Do this ▸ Print all the data, keeping every line exactly as it is.

________________

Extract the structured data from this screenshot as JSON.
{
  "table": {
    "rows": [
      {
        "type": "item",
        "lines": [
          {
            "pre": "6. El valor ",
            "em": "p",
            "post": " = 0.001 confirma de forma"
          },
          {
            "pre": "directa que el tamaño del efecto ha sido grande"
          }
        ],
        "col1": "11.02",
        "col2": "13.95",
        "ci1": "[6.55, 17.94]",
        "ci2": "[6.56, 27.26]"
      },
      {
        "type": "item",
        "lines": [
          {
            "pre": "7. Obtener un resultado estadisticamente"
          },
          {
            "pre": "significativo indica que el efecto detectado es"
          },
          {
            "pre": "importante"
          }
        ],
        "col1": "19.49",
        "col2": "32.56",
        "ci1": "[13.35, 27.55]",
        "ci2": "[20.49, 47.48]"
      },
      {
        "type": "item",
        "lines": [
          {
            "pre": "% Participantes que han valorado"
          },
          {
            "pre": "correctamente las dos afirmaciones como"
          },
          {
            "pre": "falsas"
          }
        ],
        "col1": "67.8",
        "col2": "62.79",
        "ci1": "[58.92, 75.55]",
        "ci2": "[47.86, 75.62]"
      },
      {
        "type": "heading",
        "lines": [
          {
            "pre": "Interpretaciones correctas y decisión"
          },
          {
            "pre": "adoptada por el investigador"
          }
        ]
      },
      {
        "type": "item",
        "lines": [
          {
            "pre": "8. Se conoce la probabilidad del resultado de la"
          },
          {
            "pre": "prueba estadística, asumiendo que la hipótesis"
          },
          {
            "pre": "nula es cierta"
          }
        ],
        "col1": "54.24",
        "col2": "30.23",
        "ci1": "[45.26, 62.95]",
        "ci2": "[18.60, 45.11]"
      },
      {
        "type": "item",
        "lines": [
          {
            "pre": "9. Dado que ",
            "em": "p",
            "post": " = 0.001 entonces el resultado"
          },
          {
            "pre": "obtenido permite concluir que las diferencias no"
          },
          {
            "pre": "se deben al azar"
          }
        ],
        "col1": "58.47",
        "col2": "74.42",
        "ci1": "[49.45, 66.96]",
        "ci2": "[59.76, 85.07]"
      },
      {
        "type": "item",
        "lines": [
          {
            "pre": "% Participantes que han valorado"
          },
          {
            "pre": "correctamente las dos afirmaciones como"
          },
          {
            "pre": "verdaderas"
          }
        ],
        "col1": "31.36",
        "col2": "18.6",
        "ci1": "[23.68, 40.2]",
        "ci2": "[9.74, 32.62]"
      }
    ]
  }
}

________________

Solution to this exercise ▸
Extract the structured data from this screenshot as JSON.
{
  "table": {
    "rows": [
      {
        "type": "item",
        "lines": [
          {
            "pre": "6. El valor ",
            "em": "p",
            "post": " = 0.001 confirma de forma"
          },
          {
            "pre": "directa que el tamaño del efecto ha sido grande"
          }
        ],
        "col1": "11.02",
        "col2": "13.95",
        "ci1": "[6.55, 17.94]",
        "ci2": "[6.56, 27.26]"
      },
      {
        "type": "item",
        "lines": [
          {
            "pre": "7. Obtener un resultado estadisticamente"
          },
          {
            "pre": "significativo indica que el efecto detectado es"
          },
          {
            "pre": "importante"
          }
        ],
        "col1": "19.49",
        "col2": "32.56",
        "ci1": "[13.35, 27.55]",
        "ci2": "[20.49, 47.48]"
      },
      {
        "type": "item",
        "lines": [
          {
            "pre": "% Participantes que han valorado"
          },
          {
            "pre": "correctamente las dos afirmaciones como"
          },
          {
            "pre": "falsas"
          }
        ],
        "col1": "67.8",
        "col2": "62.79",
        "ci1": "[58.92, 75.55]",
        "ci2": "[47.86, 75.62]"
      },
      {
        "type": "heading",
        "lines": [
          {
            "pre": "Interpretaciones correctas y decisión"
          },
          {
            "pre": "adoptada por el investigador"
          }
        ]
      },
      {
        "type": "item",
        "lines": [
          {
            "pre": "8. Se conoce la probabilidad del resultado de la"
          },
          {
            "pre": "prueba estadística, asumiendo que la hipótesis"
          },
          {
            "pre": "nula es cierta"
          }
        ],
        "col1": "54.24",
        "col2": "30.23",
        "ci1": "[45.26, 62.95]",
        "ci2": "[18.60, 45.11]"
      },
      {
        "type": "item",
        "lines": [
          {
            "pre": "9. Dado que ",
            "em": "p",
            "post": " = 0.001 entonces el resultado"
          },
          {
            "pre": "obtenido permite concluir que las diferencias no"
          },
          {
            "pre": "se deben al azar"
          }
        ],
        "col1": "58.47",
        "col2": "74.42",
        "ci1": "[49.45, 66.96]",
        "ci2": "[59.76, 85.07]"
      },
      {
        "type": "item",
        "lines": [
          {
            "pre": "% Participantes que han valorado"
          },
          {
            "pre": "correctamente las dos afirmaciones como"
          },
          {
            "pre": "verdaderas"
          }
        ],
        "col1": "31.36",
        "col2": "18.6",
        "ci1": "[23.68, 40.2]",
        "ci2": "[9.74, 32.62]"
      }
    ]
  }
}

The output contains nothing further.